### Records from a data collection
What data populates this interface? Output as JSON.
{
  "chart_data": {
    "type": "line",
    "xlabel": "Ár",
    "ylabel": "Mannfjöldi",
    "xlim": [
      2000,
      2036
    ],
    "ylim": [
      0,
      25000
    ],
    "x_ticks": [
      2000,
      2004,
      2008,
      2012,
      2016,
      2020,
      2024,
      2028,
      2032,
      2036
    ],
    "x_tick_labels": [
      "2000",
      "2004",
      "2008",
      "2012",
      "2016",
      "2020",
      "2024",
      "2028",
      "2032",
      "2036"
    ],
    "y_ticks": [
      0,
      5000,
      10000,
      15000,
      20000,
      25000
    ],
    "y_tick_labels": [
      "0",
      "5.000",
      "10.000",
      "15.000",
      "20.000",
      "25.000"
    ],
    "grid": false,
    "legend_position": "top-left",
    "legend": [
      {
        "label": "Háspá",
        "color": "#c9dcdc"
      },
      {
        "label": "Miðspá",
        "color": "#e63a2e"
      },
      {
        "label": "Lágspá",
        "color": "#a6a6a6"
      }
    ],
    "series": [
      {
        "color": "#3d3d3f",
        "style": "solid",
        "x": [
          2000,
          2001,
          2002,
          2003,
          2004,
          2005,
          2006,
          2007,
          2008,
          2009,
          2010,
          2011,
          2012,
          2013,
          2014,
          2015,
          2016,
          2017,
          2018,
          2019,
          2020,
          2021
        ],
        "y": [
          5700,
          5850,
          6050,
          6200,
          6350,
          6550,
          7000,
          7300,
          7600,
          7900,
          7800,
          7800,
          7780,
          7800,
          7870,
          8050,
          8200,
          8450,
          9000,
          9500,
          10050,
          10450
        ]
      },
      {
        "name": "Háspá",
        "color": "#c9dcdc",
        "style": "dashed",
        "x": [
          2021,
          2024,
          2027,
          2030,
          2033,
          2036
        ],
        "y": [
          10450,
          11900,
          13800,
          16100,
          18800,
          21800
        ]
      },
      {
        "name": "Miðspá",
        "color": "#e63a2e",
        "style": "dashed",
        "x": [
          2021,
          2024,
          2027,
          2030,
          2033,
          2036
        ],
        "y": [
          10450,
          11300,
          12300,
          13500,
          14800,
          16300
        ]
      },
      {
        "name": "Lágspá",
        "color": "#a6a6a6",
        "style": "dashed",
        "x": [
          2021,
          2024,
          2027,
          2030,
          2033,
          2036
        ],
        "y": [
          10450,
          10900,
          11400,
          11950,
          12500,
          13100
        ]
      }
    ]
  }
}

### Short task
All of the lines above need to be given again exactly.

### Complete output
What data populates this interface? Output as JSON.
{
  "chart_data": {
    "type": "line",
    "xlabel": "Ár",
    "ylabel": "Mannfjöldi",
    "xlim": [
      2000,
      2036
    ],
    "ylim": [
      0,
      25000
    ],
    "x_ticks": [
      2000,
      2004,
      2008,
      2012,
      2016,
      2020,
      2024,
      2028,
      2032,
      2036
    ],
    "x_tick_labels": [
      "2000",
      "2004",
      "2008",
      "2012",
      "2016",
      "2020",
      "2024",
      "2028",
      "2032",
      "2036"
    ],
    "y_ticks": [
      0,
      5000,
      10000,
      15000,
      20000,
      25000
    ],
    "y_tick_labels": [
      "0",
      "5.000",
      "10.000",
      "15.000",
      "20.000",
      "25.000"
    ],
    "grid": false,
    "legend_position": "top-left",
    "legend": [
      {
        "label": "Háspá",
        "color": "#c9dcdc"
      },
      {
        "label": "Miðspá",
        "color": "#e63a2e"
      },
      {
        "label": "Lágspá",
        "color": "#a6a6a6"
      }
    ],
    "series": [
      {
        "color": "#3d3d3f",
        "style": "solid",
        "x": [
          2000,
          2001,
          2002,
          2003,
          2004,
          2005,
          2006,
          2007,
          2008,
          2009,
          2010,
          2011,
          2012,
          2013,
          2014,
          2015,
          2016,
          2017,
          2018,
          2019,
          2020,
          2021
        ],
        "y": [
          5700,
          5850,
          6050,
          6200,
          6350,
          6550,
          7000,
          7300,
          7600,
          7900,
          7800,
          7800,
          7780,
          7800,
          7870,
          8050,
          8200,
          8450,
          9000,
          9500,
          10050,
          10450
        ]
      },
      {
        "name": "Háspá",
        "color": "#c9dcdc",
        "style": "dashed",
        "x": [
          2021,
          2024,
          2027,
          2030,
          2033,
          2036
        ],
        "y": [
          10450,
          11900,
          13800,
          16100,
          18800,
          21800
        ]
      },
      {
        "name": "Miðspá",
        "color": "#e63a2e",
        "style": "dashed",
        "x": [
          2021,
          2024,
          2027,
          2030,
          2033,
          2036
        ],
        "y": [
          10450,
          11300,
          12300,
          13500,
          14800,
          16300
        ]
      },
      {
        "name": "Lágspá",
        "color": "#a6a6a6",
        "style": "dashed",
        "x": [
          2021,
          2024,
          2027,
          2030,
          2033,
          2036
        ],
        "y": [
          10450,
          10900,
          11400,
          11950,
          12500,
          13100
        ]
      }
    ]
  }
}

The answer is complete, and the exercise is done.